▶ **WORK REQUIRED**
Can you edit the material below so that every "plus-icon" becomes "add-icon" and nothing else changes?

▶ **RECORDS SUPPLIED**

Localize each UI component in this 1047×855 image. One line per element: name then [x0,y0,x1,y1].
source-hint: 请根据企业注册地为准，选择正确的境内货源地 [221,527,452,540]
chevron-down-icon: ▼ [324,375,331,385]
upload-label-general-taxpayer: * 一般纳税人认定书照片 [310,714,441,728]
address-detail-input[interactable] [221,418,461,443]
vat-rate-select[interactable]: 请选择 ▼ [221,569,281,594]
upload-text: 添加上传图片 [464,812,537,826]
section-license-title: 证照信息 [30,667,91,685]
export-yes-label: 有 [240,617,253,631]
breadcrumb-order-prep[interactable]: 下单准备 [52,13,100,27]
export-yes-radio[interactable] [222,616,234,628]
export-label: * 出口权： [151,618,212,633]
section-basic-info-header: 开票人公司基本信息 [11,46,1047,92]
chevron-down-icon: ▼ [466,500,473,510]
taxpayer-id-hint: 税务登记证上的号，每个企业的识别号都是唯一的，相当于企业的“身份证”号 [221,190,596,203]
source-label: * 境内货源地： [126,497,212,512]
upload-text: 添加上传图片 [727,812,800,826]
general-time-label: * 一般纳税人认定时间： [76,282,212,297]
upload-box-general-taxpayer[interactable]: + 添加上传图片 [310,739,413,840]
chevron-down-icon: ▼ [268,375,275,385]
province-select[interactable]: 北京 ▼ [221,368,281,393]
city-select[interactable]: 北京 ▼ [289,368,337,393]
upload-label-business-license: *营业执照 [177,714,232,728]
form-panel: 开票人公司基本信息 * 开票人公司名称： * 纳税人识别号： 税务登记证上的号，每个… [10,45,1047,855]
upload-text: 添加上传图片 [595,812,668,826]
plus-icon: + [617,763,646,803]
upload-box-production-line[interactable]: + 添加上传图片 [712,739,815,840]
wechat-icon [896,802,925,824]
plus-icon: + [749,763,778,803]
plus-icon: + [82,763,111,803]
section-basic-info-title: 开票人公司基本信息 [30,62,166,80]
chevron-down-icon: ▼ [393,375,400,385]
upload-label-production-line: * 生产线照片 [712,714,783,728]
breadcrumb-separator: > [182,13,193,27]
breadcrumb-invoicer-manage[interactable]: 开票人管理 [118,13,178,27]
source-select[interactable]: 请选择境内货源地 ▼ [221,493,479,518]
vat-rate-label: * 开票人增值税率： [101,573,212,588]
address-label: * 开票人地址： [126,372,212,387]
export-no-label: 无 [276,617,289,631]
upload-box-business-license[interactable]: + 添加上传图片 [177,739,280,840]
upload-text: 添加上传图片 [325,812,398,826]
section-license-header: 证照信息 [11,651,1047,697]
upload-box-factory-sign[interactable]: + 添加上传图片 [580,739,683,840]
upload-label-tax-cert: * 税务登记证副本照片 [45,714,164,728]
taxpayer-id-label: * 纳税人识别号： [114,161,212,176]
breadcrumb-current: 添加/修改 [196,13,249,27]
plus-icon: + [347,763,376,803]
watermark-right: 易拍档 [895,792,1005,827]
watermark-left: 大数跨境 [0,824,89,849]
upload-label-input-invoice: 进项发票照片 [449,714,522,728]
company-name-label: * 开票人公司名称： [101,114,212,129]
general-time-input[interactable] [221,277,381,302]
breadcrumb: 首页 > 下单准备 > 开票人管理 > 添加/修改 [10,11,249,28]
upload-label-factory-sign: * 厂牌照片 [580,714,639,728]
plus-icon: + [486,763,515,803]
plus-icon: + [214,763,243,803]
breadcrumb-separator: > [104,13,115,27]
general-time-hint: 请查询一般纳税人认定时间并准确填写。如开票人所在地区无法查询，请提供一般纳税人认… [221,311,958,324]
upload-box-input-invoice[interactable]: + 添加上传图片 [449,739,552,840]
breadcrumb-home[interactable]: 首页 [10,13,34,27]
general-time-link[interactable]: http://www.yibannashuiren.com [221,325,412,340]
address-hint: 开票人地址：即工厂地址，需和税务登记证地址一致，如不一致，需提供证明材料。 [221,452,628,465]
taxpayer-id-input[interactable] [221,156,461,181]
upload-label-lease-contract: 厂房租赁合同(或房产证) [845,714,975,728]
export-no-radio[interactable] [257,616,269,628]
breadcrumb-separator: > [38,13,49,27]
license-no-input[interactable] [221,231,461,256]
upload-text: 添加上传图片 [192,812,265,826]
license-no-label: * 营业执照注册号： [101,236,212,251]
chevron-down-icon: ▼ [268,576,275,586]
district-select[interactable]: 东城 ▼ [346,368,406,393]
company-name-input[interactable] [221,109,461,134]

▶ **RESULT OF THE TASK**
Localize each UI component in this 1047×855 image. One line per element: name then [x0,y0,x1,y1].
source-hint: 请根据企业注册地为准，选择正确的境内货源地 [221,527,452,540]
chevron-down-icon: ▼ [324,375,331,385]
upload-label-general-taxpayer: * 一般纳税人认定书照片 [310,714,441,728]
address-detail-input[interactable] [221,418,461,443]
vat-rate-select[interactable]: 请选择 ▼ [221,569,281,594]
upload-text: 添加上传图片 [464,812,537,826]
section-license-title: 证照信息 [30,667,91,685]
export-yes-label: 有 [240,617,253,631]
breadcrumb-order-prep[interactable]: 下单准备 [52,13,100,27]
export-yes-radio[interactable] [222,616,234,628]
export-label: * 出口权： [151,618,212,633]
section-basic-info-header: 开票人公司基本信息 [11,46,1047,92]
chevron-down-icon: ▼ [466,500,473,510]
taxpayer-id-hint: 税务登记证上的号，每个企业的识别号都是唯一的，相当于企业的“身份证”号 [221,190,596,203]
source-label: * 境内货源地： [126,497,212,512]
upload-text: 添加上传图片 [727,812,800,826]
general-time-label: * 一般纳税人认定时间： [76,282,212,297]
upload-box-general-taxpayer[interactable]: + 添加上传图片 [310,739,413,840]
chevron-down-icon: ▼ [268,375,275,385]
province-select[interactable]: 北京 ▼ [221,368,281,393]
city-select[interactable]: 北京 ▼ [289,368,337,393]
upload-label-business-license: *营业执照 [177,714,232,728]
form-panel: 开票人公司基本信息 * 开票人公司名称： * 纳税人识别号： 税务登记证上的号，每个… [10,45,1047,855]
upload-text: 添加上传图片 [595,812,668,826]
add-icon: + [617,763,646,803]
upload-box-production-line[interactable]: + 添加上传图片 [712,739,815,840]
wechat-icon [896,802,925,824]
add-icon: + [749,763,778,803]
add-icon: + [82,763,111,803]
section-basic-info-title: 开票人公司基本信息 [30,62,166,80]
chevron-down-icon: ▼ [393,375,400,385]
upload-label-production-line: * 生产线照片 [712,714,783,728]
breadcrumb-separator: > [182,13,193,27]
breadcrumb-invoicer-manage[interactable]: 开票人管理 [118,13,178,27]
source-select[interactable]: 请选择境内货源地 ▼ [221,493,479,518]
vat-rate-label: * 开票人增值税率： [101,573,212,588]
address-label: * 开票人地址： [126,372,212,387]
export-no-label: 无 [276,617,289,631]
upload-box-business-license[interactable]: + 添加上传图片 [177,739,280,840]
upload-text: 添加上传图片 [325,812,398,826]
section-license-header: 证照信息 [11,651,1047,697]
upload-box-factory-sign[interactable]: + 添加上传图片 [580,739,683,840]
upload-label-tax-cert: * 税务登记证副本照片 [45,714,164,728]
taxpayer-id-label: * 纳税人识别号： [114,161,212,176]
breadcrumb-current: 添加/修改 [196,13,249,27]
add-icon: + [347,763,376,803]
watermark-right: 易拍档 [895,792,1005,827]
watermark-left: 大数跨境 [0,824,89,849]
upload-label-input-invoice: 进项发票照片 [449,714,522,728]
company-name-label: * 开票人公司名称： [101,114,212,129]
general-time-input[interactable] [221,277,381,302]
breadcrumb: 首页 > 下单准备 > 开票人管理 > 添加/修改 [10,11,249,28]
upload-label-factory-sign: * 厂牌照片 [580,714,639,728]
add-icon: + [486,763,515,803]
add-icon: + [214,763,243,803]
breadcrumb-separator: > [104,13,115,27]
general-time-hint: 请查询一般纳税人认定时间并准确填写。如开票人所在地区无法查询，请提供一般纳税人认… [221,311,958,324]
upload-box-input-invoice[interactable]: + 添加上传图片 [449,739,552,840]
breadcrumb-home[interactable]: 首页 [10,13,34,27]
general-time-link[interactable]: http://www.yibannashuiren.com [221,325,412,340]
address-hint: 开票人地址：即工厂地址，需和税务登记证地址一致，如不一致，需提供证明材料。 [221,452,628,465]
taxpayer-id-input[interactable] [221,156,461,181]
upload-label-lease-contract: 厂房租赁合同(或房产证) [845,714,975,728]
export-no-radio[interactable] [257,616,269,628]
breadcrumb-separator: > [38,13,49,27]
license-no-input[interactable] [221,231,461,256]
upload-text: 添加上传图片 [192,812,265,826]
license-no-label: * 营业执照注册号： [101,236,212,251]
chevron-down-icon: ▼ [268,576,275,586]
district-select[interactable]: 东城 ▼ [346,368,406,393]
company-name-input[interactable] [221,109,461,134]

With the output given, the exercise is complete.